# [INPUT ROWS]
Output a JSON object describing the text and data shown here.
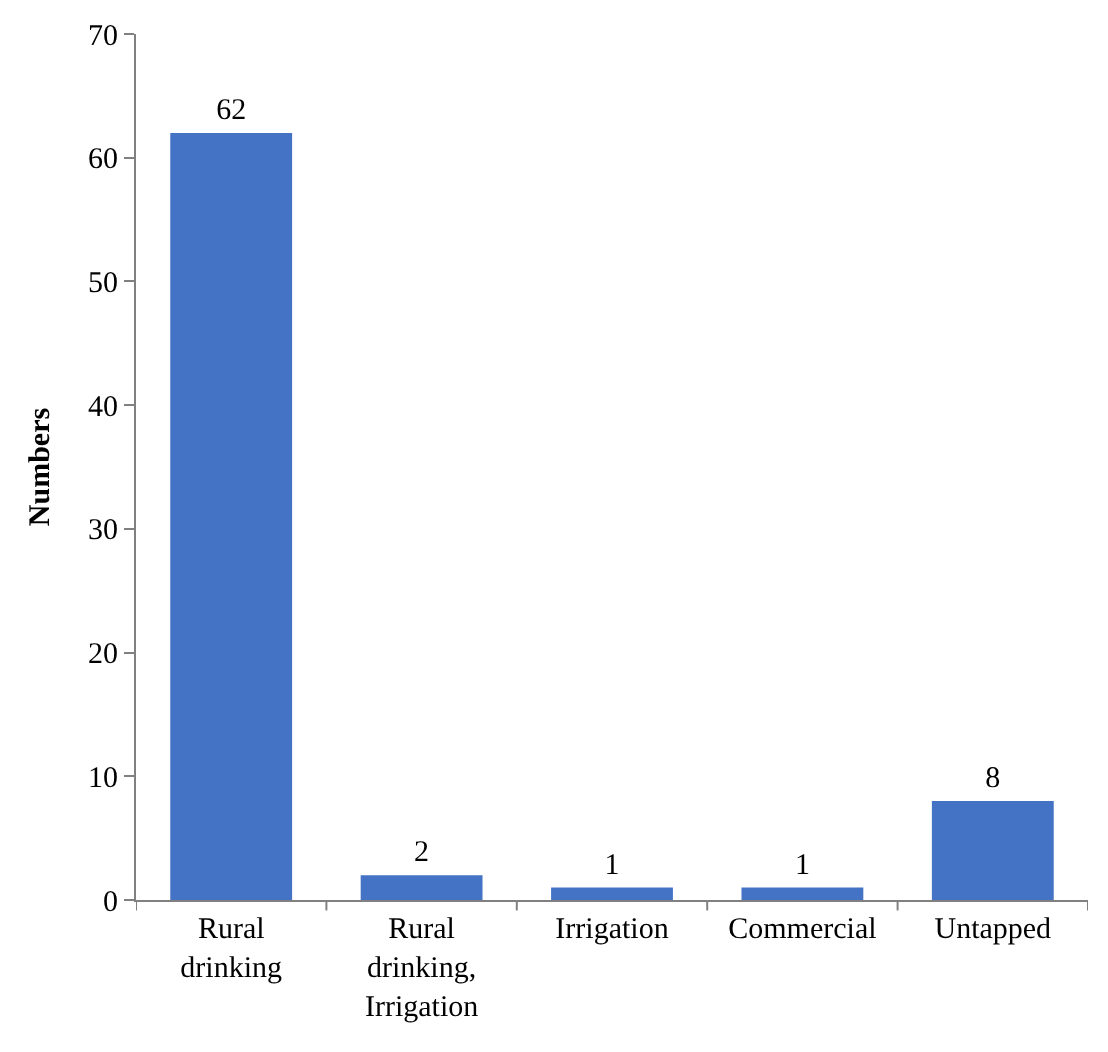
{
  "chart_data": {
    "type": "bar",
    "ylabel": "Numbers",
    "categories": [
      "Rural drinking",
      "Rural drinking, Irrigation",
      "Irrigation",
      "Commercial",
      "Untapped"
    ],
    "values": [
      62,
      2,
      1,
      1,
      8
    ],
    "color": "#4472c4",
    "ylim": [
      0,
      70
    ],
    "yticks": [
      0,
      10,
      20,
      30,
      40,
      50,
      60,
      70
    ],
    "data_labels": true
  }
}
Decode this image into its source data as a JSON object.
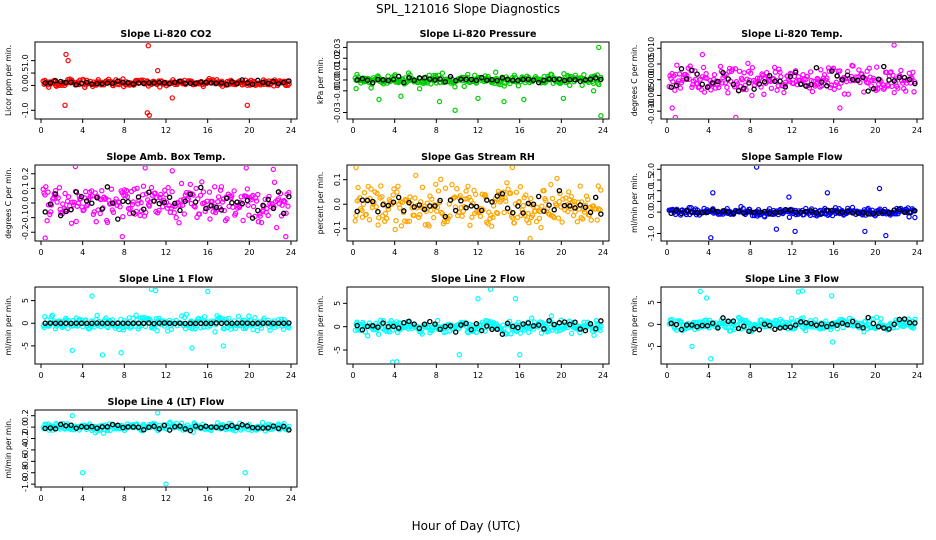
==
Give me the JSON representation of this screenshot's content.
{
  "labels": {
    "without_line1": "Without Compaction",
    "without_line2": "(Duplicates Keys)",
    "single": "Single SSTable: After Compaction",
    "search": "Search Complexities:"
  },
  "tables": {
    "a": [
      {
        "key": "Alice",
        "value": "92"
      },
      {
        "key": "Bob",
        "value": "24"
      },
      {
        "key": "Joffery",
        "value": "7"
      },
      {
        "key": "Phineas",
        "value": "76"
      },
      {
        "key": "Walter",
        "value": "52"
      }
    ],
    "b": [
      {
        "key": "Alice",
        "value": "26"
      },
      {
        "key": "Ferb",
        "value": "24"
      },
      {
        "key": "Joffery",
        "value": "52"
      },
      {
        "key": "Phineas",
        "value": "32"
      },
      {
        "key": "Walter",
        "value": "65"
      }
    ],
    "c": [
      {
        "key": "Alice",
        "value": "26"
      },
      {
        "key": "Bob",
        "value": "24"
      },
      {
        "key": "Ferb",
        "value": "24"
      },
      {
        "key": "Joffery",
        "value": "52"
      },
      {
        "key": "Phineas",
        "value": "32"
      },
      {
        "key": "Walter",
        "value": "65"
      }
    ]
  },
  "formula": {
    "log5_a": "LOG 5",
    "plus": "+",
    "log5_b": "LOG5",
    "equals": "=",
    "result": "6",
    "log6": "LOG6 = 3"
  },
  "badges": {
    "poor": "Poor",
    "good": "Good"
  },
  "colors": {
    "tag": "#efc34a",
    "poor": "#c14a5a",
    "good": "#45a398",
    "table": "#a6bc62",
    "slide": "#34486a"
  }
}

# [STATED TASK]
Leave the pictures aside and restate exactly the lines from the one containing "Output a JSON" to the one containing "Decode this image", those two lines included.

# [SOLUTION]
Output a JSON object describing the text and data shown here.
{
  "chart_data": {
    "type": "bar",
    "ylabel": "Numbers",
    "categories": [
      "Rural drinking",
      "Rural drinking, Irrigation",
      "Irrigation",
      "Commercial",
      "Untapped"
    ],
    "values": [
      62,
      2,
      1,
      1,
      8
    ],
    "color": "#4472c4",
    "ylim": [
      0,
      70
    ],
    "yticks": [
      0,
      10,
      20,
      30,
      40,
      50,
      60,
      70
    ],
    "data_labels": true
  }
}
Decode this image into its source data as a JSON object.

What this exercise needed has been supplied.